**TASK DETAILS**
Set out the records below as a numbered list, omitting any blank lines.

====== LISTED ENTRIES ======

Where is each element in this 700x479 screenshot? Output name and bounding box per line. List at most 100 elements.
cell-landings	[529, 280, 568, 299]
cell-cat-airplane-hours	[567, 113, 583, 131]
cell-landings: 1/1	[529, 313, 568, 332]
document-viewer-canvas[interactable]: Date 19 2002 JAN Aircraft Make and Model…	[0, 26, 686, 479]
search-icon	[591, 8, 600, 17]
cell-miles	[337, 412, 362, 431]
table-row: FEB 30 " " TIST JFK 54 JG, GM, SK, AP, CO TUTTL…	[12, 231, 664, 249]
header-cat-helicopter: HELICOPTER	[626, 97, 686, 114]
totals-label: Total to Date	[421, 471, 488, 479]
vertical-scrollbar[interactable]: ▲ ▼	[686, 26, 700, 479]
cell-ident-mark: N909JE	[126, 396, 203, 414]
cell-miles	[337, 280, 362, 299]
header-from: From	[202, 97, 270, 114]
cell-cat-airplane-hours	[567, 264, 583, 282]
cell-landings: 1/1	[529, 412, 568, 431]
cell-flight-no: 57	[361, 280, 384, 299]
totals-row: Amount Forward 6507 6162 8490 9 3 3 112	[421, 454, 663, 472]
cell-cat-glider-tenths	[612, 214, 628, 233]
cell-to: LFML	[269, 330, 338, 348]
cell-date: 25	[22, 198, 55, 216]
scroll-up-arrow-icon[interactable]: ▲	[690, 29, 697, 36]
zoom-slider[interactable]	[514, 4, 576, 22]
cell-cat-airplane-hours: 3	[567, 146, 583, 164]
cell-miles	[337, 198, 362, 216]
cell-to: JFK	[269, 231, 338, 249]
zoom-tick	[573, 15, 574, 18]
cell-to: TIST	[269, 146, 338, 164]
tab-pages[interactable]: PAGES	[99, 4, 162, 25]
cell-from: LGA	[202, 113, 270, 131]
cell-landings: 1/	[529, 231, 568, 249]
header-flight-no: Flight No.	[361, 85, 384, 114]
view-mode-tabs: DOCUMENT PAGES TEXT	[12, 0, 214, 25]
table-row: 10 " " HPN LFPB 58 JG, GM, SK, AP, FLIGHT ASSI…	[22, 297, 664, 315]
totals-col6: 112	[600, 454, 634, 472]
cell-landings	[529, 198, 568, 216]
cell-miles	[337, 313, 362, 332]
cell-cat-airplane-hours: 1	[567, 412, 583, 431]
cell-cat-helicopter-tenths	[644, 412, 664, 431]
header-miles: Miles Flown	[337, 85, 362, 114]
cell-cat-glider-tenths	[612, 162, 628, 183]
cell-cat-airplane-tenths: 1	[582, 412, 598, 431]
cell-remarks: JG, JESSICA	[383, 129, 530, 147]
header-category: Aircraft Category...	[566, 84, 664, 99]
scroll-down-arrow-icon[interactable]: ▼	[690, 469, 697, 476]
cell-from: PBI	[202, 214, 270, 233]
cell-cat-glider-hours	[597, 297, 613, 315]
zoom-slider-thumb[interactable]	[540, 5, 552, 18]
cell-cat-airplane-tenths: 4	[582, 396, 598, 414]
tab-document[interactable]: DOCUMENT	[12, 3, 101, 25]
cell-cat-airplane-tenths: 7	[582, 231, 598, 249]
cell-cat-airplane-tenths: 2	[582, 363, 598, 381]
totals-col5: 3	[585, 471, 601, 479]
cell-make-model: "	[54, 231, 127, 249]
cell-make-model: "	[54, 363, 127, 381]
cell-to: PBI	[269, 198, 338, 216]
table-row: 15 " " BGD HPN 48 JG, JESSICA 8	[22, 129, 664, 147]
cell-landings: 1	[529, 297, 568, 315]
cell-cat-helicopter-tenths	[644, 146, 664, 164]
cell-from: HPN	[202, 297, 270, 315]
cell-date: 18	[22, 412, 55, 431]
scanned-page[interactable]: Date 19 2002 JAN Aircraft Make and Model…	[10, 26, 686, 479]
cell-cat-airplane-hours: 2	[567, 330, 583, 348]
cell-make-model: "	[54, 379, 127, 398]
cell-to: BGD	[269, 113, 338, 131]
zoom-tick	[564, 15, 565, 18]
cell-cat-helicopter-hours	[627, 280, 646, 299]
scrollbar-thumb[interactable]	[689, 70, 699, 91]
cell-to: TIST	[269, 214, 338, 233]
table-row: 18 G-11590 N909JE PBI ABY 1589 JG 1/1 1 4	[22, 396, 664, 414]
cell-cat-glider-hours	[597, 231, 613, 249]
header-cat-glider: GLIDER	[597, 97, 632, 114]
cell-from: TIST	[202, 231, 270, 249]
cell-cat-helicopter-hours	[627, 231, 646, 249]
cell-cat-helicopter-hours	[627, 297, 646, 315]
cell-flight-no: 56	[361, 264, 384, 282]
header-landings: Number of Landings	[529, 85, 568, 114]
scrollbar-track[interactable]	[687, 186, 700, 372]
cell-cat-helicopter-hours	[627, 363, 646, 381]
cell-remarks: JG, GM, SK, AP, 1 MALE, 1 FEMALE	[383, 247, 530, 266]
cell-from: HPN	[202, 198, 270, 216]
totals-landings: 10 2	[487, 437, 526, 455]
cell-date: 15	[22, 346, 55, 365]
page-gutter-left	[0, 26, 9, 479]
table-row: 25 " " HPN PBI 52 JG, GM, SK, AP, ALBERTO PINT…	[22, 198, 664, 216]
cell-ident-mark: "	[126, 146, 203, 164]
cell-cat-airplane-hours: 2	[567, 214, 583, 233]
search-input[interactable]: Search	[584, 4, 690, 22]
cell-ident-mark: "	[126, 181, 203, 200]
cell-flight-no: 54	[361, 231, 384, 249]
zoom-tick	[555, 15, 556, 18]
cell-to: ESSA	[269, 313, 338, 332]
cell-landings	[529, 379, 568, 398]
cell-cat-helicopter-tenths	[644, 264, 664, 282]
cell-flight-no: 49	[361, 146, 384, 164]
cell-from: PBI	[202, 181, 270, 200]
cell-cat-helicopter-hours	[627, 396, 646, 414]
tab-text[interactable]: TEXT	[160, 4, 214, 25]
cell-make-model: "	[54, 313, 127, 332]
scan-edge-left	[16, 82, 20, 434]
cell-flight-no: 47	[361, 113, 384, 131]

======

**FINISHED TASK**
1. Where is each element in this 700x479 screenshot? Output name and bounding box per line. List at most 100 elements.
2. cell-landings	[529, 280, 568, 299]
3. cell-cat-airplane-hours	[567, 113, 583, 131]
4. cell-landings: 1/1	[529, 313, 568, 332]
5. document-viewer-canvas[interactable]: Date 19 2002 JAN Aircraft Make and Model…	[0, 26, 686, 479]
6. search-icon	[591, 8, 600, 17]
7. cell-miles	[337, 412, 362, 431]
8. table-row: FEB 30 " " TIST JFK 54 JG, GM, SK, AP, CO TUTTL…	[12, 231, 664, 249]
9. header-cat-helicopter: HELICOPTER	[626, 97, 686, 114]
10. totals-label: Total to Date	[421, 471, 488, 479]
11. vertical-scrollbar[interactable]: ▲ ▼	[686, 26, 700, 479]
12. cell-ident-mark: N909JE	[126, 396, 203, 414]
13. cell-miles	[337, 280, 362, 299]
14. header-from: From	[202, 97, 270, 114]
15. cell-cat-airplane-hours	[567, 264, 583, 282]
16. cell-landings: 1/1	[529, 412, 568, 431]
17. cell-flight-no: 57	[361, 280, 384, 299]
18. totals-row: Amount Forward 6507 6162 8490 9 3 3 112	[421, 454, 663, 472]
19. cell-cat-glider-tenths	[612, 214, 628, 233]
20. cell-to: LFML	[269, 330, 338, 348]
21. cell-date: 25	[22, 198, 55, 216]
22. scroll-up-arrow-icon[interactable]: ▲	[690, 29, 697, 36]
23. zoom-slider[interactable]	[514, 4, 576, 22]
24. cell-cat-airplane-hours: 3	[567, 146, 583, 164]
25. cell-miles	[337, 198, 362, 216]
26. cell-to: JFK	[269, 231, 338, 249]
27. zoom-tick	[573, 15, 574, 18]
28. cell-to: TIST	[269, 146, 338, 164]
29. tab-pages[interactable]: PAGES	[99, 4, 162, 25]
30. cell-from: LGA	[202, 113, 270, 131]
31. cell-landings: 1/	[529, 231, 568, 249]
32. header-flight-no: Flight No.	[361, 85, 384, 114]
33. view-mode-tabs: DOCUMENT PAGES TEXT	[12, 0, 214, 25]
34. table-row: 10 " " HPN LFPB 58 JG, GM, SK, AP, FLIGHT ASSI…	[22, 297, 664, 315]
35. totals-col6: 112	[600, 454, 634, 472]
36. cell-landings	[529, 198, 568, 216]
37. cell-miles	[337, 313, 362, 332]
38. cell-cat-airplane-hours: 1	[567, 412, 583, 431]
39. cell-cat-helicopter-tenths	[644, 412, 664, 431]
40. header-miles: Miles Flown	[337, 85, 362, 114]
41. cell-cat-glider-tenths	[612, 162, 628, 183]
42. cell-cat-airplane-tenths: 1	[582, 412, 598, 431]
43. cell-remarks: JG, JESSICA	[383, 129, 530, 147]
44. header-category: Aircraft Category...	[566, 84, 664, 99]
45. scroll-down-arrow-icon[interactable]: ▼	[690, 469, 697, 476]
46. cell-from: PBI	[202, 214, 270, 233]
47. cell-cat-glider-hours	[597, 297, 613, 315]
48. zoom-slider-thumb[interactable]	[540, 5, 552, 18]
49. cell-cat-airplane-tenths: 4	[582, 396, 598, 414]
50. tab-document[interactable]: DOCUMENT	[12, 3, 101, 25]
51. cell-cat-airplane-tenths: 7	[582, 231, 598, 249]
52. cell-cat-airplane-tenths: 2	[582, 363, 598, 381]
53. totals-col5: 3	[585, 471, 601, 479]
54. cell-make-model: "	[54, 231, 127, 249]
55. cell-make-model: "	[54, 363, 127, 381]
56. cell-to: PBI	[269, 198, 338, 216]
57. table-row: 15 " " BGD HPN 48 JG, JESSICA 8	[22, 129, 664, 147]
58. cell-landings: 1	[529, 297, 568, 315]
59. cell-cat-helicopter-tenths	[644, 146, 664, 164]
60. cell-from: HPN	[202, 297, 270, 315]
61. cell-date: 18	[22, 412, 55, 431]
62. scanned-page[interactable]: Date 19 2002 JAN Aircraft Make and Model…	[10, 26, 686, 479]
63. cell-cat-airplane-hours: 2	[567, 330, 583, 348]
64. cell-make-model: "	[54, 379, 127, 398]
65. cell-to: BGD	[269, 113, 338, 131]
66. zoom-tick	[564, 15, 565, 18]
67. cell-cat-helicopter-hours	[627, 280, 646, 299]
68. scrollbar-thumb[interactable]	[689, 70, 699, 91]
69. cell-to: TIST	[269, 214, 338, 233]
70. table-row: 18 G-11590 N909JE PBI ABY 1589 JG 1/1 1 4	[22, 396, 664, 414]
71. cell-cat-glider-hours	[597, 231, 613, 249]
72. header-cat-glider: GLIDER	[597, 97, 632, 114]
73. cell-from: TIST	[202, 231, 270, 249]
74. cell-cat-helicopter-hours	[627, 231, 646, 249]
75. cell-cat-helicopter-hours	[627, 297, 646, 315]
76. cell-flight-no: 56	[361, 264, 384, 282]
77. header-landings: Number of Landings	[529, 85, 568, 114]
78. scrollbar-track[interactable]	[687, 186, 700, 372]
79. cell-cat-helicopter-hours	[627, 363, 646, 381]
80. cell-remarks: JG, GM, SK, AP, 1 MALE, 1 FEMALE	[383, 247, 530, 266]
81. cell-from: HPN	[202, 198, 270, 216]
82. totals-landings: 10 2	[487, 437, 526, 455]
83. cell-date: 15	[22, 346, 55, 365]
84. page-gutter-left	[0, 26, 9, 479]
85. table-row: 25 " " HPN PBI 52 JG, GM, SK, AP, ALBERTO PINT…	[22, 198, 664, 216]
86. cell-ident-mark: "	[126, 146, 203, 164]
87. cell-cat-airplane-hours: 2	[567, 214, 583, 233]
88. search-input[interactable]: Search	[584, 4, 690, 22]
89. cell-ident-mark: "	[126, 181, 203, 200]
90. cell-flight-no: 54	[361, 231, 384, 249]
91. zoom-tick	[555, 15, 556, 18]
92. cell-to: ESSA	[269, 313, 338, 332]
93. cell-landings	[529, 379, 568, 398]
94. cell-cat-helicopter-tenths	[644, 264, 664, 282]
95. cell-flight-no: 49	[361, 146, 384, 164]
96. cell-from: PBI	[202, 181, 270, 200]
97. cell-cat-helicopter-hours	[627, 396, 646, 414]
98. tab-text[interactable]: TEXT	[160, 4, 214, 25]
99. cell-make-model: "	[54, 313, 127, 332]
100. scan-edge-left	[16, 82, 20, 434]
101. cell-flight-no: 47	[361, 113, 384, 131]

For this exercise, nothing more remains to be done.